[Data records]
┄┄┄┄┄┄┄┄┄┄┄┄┄┄┄┄┄┄┄┄

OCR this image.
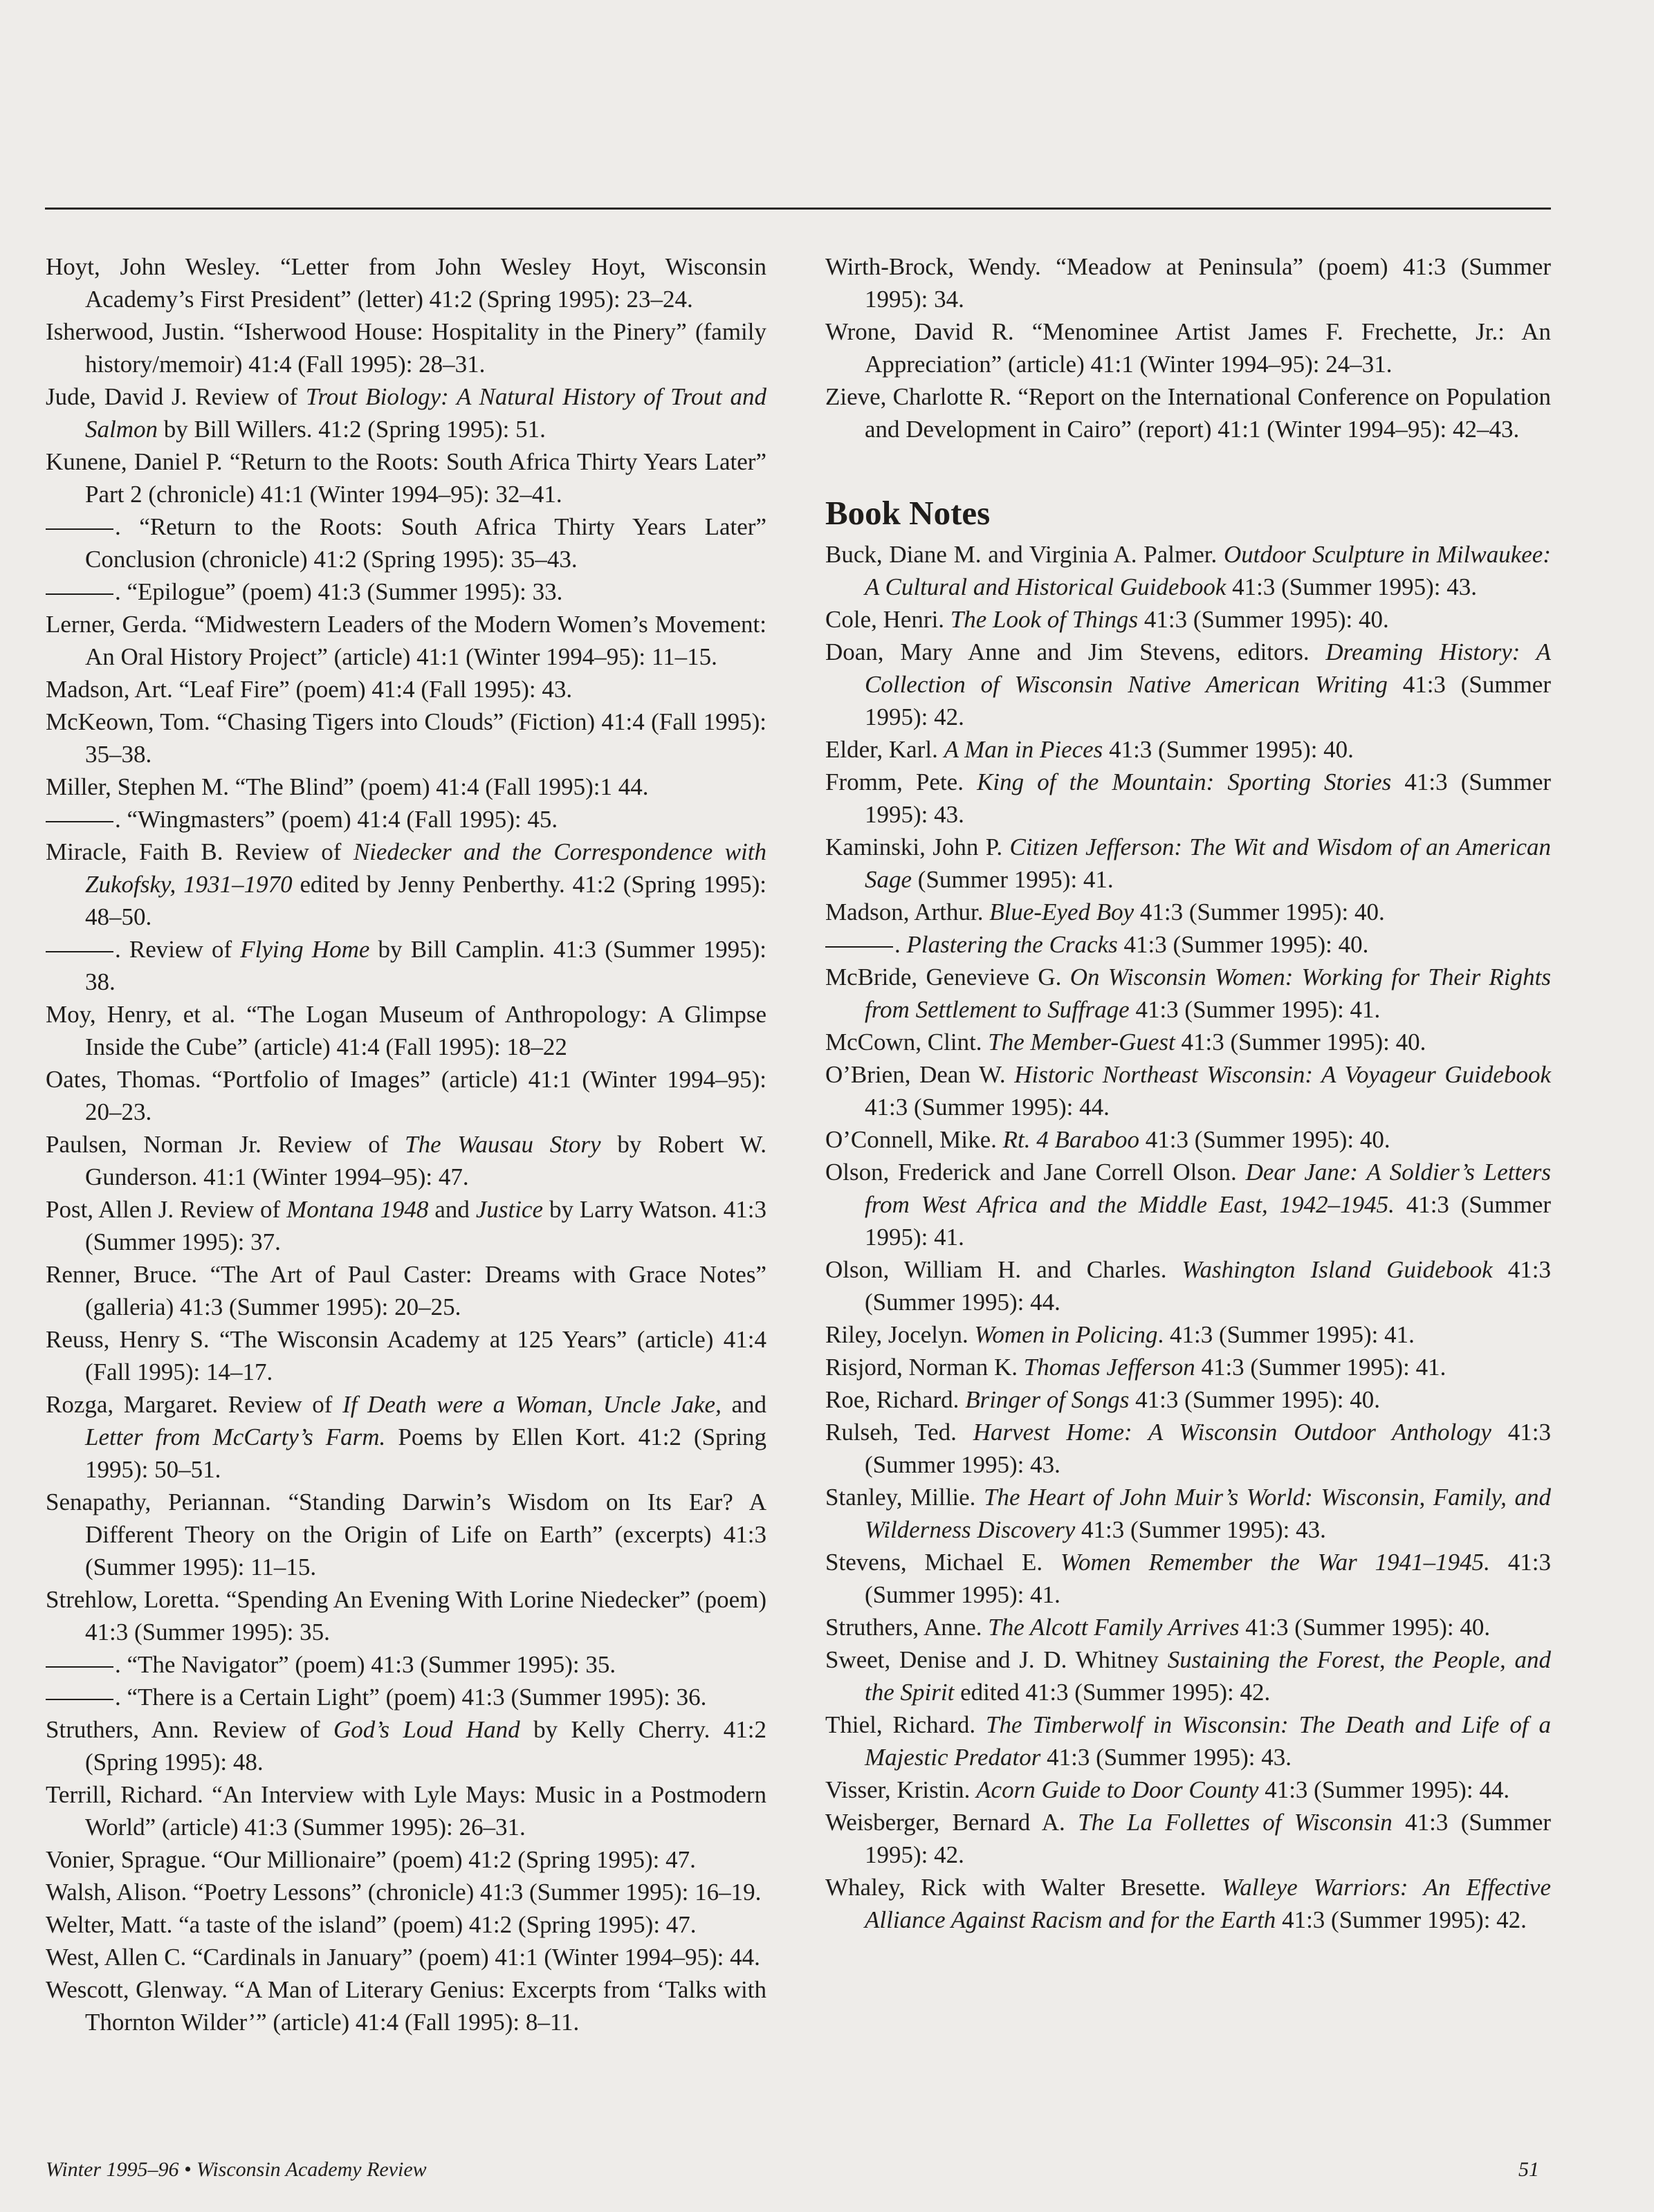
Hoyt, John Wesley. “Letter from John Wesley Hoyt, Wisconsin Academy’s First President” (letter) 41:2 (Spring 1995): 23–24.

Isherwood, Justin. “Isherwood House: Hospitality in the Pinery” (family history/memoir) 41:4 (Fall 1995): 28–31.

Jude, David J. Review of Trout Biology: A Natural History of Trout and Salmon by Bill Willers. 41:2 (Spring 1995): 51.

Kunene, Daniel P. “Return to the Roots: South Africa Thirty Years Later” Part 2 (chronicle) 41:1 (Winter 1994–95): 32–41.

. “Return to the Roots: South Africa Thirty Years Later” Conclusion (chronicle) 41:2 (Spring 1995): 35–43.

. “Epilogue” (poem) 41:3 (Summer 1995): 33.

Lerner, Gerda. “Midwestern Leaders of the Modern Women’s Movement: An Oral History Project” (article) 41:1 (Winter 1994–95): 11–15.

Madson, Art. “Leaf Fire” (poem) 41:4 (Fall 1995): 43.

McKeown, Tom. “Chasing Tigers into Clouds” (Fiction) 41:4 (Fall 1995): 35–38.

Miller, Stephen M. “The Blind” (poem) 41:4 (Fall 1995):1 44.

. “Wingmasters” (poem) 41:4 (Fall 1995): 45.

Miracle, Faith B. Review of Niedecker and the Correspondence with Zukofsky, 1931–1970 edited by Jenny Penberthy. 41:2 (Spring 1995): 48–50.

. Review of Flying Home by Bill Camplin. 41:3 (Summer 1995): 38.

Moy, Henry, et al. “The Logan Museum of Anthropology: A Glimpse Inside the Cube” (article) 41:4 (Fall 1995): 18–22

Oates, Thomas. “Portfolio of Images” (article) 41:1 (Winter 1994–95): 20–23.

Paulsen, Norman Jr. Review of The Wausau Story by Robert W. Gunderson. 41:1 (Winter 1994–95): 47.

Post, Allen J. Review of Montana 1948 and Justice by Larry Watson. 41:3 (Summer 1995): 37.

Renner, Bruce. “The Art of Paul Caster: Dreams with Grace Notes” (galleria) 41:3 (Summer 1995): 20–25.

Reuss, Henry S. “The Wisconsin Academy at 125 Years” (article) 41:4 (Fall 1995): 14–17.

Rozga, Margaret. Review of If Death were a Woman, Uncle Jake, and Letter from McCarty’s Farm. Poems by Ellen Kort. 41:2 (Spring 1995): 50–51.

Senapathy, Periannan. “Standing Darwin’s Wisdom on Its Ear? A Different Theory on the Origin of Life on Earth” (excerpts) 41:3 (Summer 1995): 11–15.

Strehlow, Loretta. “Spending An Evening With Lorine Niedecker” (poem) 41:3 (Summer 1995): 35.

. “The Navigator” (poem) 41:3 (Summer 1995): 35.

. “There is a Certain Light” (poem) 41:3 (Summer 1995): 36.

Struthers, Ann. Review of God’s Loud Hand by Kelly Cherry. 41:2 (Spring 1995): 48.

Terrill, Richard. “An Interview with Lyle Mays: Music in a Postmodern World” (article) 41:3 (Summer 1995): 26–31.

Vonier, Sprague. “Our Millionaire” (poem) 41:2 (Spring 1995): 47.

Walsh, Alison. “Poetry Lessons” (chronicle) 41:3 (Summer 1995): 16–19.

Welter, Matt. “a taste of the island” (poem) 41:2 (Spring 1995): 47.

West, Allen C. “Cardinals in January” (poem) 41:1 (Winter 1994–95): 44.

Wescott, Glenway. “A Man of Literary Genius: Excerpts from ‘Talks with Thornton Wilder’” (article) 41:4 (Fall 1995): 8–11.

Wirth-Brock, Wendy. “Meadow at Peninsula” (poem) 41:3 (Summer 1995): 34.

Wrone, David R. “Menominee Artist James F. Frechette, Jr.: An Appreciation” (article) 41:1 (Winter 1994–95): 24–31.

Zieve, Charlotte R. “Report on the International Conference on Population and Development in Cairo” (report) 41:1 (Winter 1994–95): 42–43.

Book Notes

Buck, Diane M. and Virginia A. Palmer. Outdoor Sculpture in Milwaukee: A Cultural and Historical Guidebook 41:3 (Summer 1995): 43.

Cole, Henri. The Look of Things 41:3 (Summer 1995): 40.

Doan, Mary Anne and Jim Stevens, editors. Dreaming History: A Collection of Wisconsin Native American Writing 41:3 (Summer 1995): 42.

Elder, Karl. A Man in Pieces 41:3 (Summer 1995): 40.

Fromm, Pete. King of the Mountain: Sporting Stories 41:3 (Summer 1995): 43.

Kaminski, John P. Citizen Jefferson: The Wit and Wisdom of an American Sage (Summer 1995): 41.

Madson, Arthur. Blue-Eyed Boy 41:3 (Summer 1995): 40.

. Plastering the Cracks 41:3 (Summer 1995): 40.

McBride, Genevieve G. On Wisconsin Women: Working for Their Rights from Settlement to Suffrage 41:3 (Summer 1995): 41.

McCown, Clint. The Member-Guest 41:3 (Summer 1995): 40.

O’Brien, Dean W. Historic Northeast Wisconsin: A Voyageur Guidebook 41:3 (Summer 1995): 44.

O’Connell, Mike. Rt. 4 Baraboo 41:3 (Summer 1995): 40.

Olson, Frederick and Jane Correll Olson. Dear Jane: A Soldier’s Letters from West Africa and the Middle East, 1942–1945. 41:3 (Summer 1995): 41.

Olson, William H. and Charles. Washington Island Guidebook 41:3 (Summer 1995): 44.

Riley, Jocelyn. Women in Policing. 41:3 (Summer 1995): 41.

Risjord, Norman K. Thomas Jefferson 41:3 (Summer 1995): 41.

Roe, Richard. Bringer of Songs 41:3 (Summer 1995): 40.

Rulseh, Ted. Harvest Home: A Wisconsin Outdoor Anthology 41:3 (Summer 1995): 43.

Stanley, Millie. The Heart of John Muir’s World: Wisconsin, Family, and Wilderness Discovery 41:3 (Summer 1995): 43.

Stevens, Michael E. Women Remember the War 1941–1945. 41:3 (Summer 1995): 41.

Struthers, Anne. The Alcott Family Arrives 41:3 (Summer 1995): 40.

Sweet, Denise and J. D. Whitney Sustaining the Forest, the People, and the Spirit edited 41:3 (Summer 1995): 42.

Thiel, Richard. The Timberwolf in Wisconsin: The Death and Life of a Majestic Predator 41:3 (Summer 1995): 43.

Visser, Kristin. Acorn Guide to Door County 41:3 (Summer 1995): 44.

Weisberger, Bernard A. The La Follettes of Wisconsin 41:3 (Summer 1995): 42.

Whaley, Rick with Walter Bresette. Walleye Warriors: An Effective Alliance Against Racism and for the Earth 41:3 (Summer 1995): 42.

Winter 1995–96 • Wisconsin Academy Review	51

┄┄┄┄┄┄┄┄┄┄┄┄┄┄┄┄┄┄┄┄

### [Problem to solve]
Copy every line of the listing that contains the word "Olson".

### [Output for this task]
Olson, Frederick and Jane Correll Olson. Dear Jane: A Soldier’s Letters from West Africa and the Middle East, 1942–1945. 41:3 (Summer 1995): 41.
Olson, William H. and Charles. Washington Island Guidebook 41:3 (Summer 1995): 44.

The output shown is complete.